• [Information shown]:
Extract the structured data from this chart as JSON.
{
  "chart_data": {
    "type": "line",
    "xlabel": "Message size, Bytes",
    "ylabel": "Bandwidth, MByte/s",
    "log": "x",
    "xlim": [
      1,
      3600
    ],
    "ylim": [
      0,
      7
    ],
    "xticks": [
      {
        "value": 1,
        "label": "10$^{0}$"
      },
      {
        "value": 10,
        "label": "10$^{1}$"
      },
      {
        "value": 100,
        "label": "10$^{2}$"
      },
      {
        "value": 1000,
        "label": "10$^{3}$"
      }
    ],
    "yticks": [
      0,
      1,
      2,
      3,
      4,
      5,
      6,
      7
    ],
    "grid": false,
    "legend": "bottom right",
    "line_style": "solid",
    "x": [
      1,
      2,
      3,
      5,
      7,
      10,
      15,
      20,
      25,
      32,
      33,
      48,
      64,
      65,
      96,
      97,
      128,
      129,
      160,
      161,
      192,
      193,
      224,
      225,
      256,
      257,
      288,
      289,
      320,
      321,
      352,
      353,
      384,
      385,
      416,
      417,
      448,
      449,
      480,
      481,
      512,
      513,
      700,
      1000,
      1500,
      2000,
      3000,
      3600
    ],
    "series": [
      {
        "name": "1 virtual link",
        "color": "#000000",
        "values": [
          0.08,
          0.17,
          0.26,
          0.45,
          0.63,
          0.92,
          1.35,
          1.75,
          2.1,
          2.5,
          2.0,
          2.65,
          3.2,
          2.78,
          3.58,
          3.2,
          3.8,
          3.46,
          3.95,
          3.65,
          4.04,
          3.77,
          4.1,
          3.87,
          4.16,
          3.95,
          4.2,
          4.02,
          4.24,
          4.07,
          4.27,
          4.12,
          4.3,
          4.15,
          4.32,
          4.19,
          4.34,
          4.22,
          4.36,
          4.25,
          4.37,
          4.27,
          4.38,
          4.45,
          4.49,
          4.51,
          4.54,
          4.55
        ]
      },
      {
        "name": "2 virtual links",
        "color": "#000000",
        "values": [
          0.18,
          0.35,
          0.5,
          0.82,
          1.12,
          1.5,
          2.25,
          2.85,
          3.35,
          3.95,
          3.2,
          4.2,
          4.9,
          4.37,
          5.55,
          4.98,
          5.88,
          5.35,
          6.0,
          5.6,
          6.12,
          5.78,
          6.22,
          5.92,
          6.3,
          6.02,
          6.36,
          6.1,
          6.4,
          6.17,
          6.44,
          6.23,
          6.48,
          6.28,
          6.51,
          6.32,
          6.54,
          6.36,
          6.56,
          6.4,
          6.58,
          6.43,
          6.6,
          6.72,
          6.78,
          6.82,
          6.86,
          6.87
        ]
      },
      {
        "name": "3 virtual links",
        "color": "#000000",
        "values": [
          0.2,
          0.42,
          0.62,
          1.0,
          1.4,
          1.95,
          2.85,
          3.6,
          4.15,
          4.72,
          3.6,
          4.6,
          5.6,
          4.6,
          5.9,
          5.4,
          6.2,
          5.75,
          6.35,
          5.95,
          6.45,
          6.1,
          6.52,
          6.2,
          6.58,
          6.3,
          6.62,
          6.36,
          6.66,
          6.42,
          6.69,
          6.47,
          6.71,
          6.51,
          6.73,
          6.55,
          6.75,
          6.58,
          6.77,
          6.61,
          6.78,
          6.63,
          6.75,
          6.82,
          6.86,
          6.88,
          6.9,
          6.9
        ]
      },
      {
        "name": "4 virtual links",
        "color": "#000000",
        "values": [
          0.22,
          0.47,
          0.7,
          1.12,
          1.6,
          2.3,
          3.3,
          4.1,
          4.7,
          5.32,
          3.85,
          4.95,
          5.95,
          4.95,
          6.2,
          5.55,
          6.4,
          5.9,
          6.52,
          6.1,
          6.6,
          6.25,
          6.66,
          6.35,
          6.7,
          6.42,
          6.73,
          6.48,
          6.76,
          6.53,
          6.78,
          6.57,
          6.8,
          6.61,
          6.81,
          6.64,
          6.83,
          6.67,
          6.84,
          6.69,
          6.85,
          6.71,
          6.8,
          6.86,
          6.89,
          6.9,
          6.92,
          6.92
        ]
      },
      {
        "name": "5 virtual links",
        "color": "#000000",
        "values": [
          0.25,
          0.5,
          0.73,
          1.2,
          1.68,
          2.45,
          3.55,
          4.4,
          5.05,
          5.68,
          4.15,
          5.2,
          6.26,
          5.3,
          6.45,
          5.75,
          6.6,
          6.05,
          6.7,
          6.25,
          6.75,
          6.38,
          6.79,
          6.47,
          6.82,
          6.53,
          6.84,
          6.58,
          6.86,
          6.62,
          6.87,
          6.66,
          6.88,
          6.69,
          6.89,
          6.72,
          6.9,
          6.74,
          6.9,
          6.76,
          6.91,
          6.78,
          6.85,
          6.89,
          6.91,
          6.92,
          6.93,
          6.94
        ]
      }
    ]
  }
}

• [Given instruction]: Lines containing the string "links" should be counted; reply with their number and nothing more.

• [Task response]: 4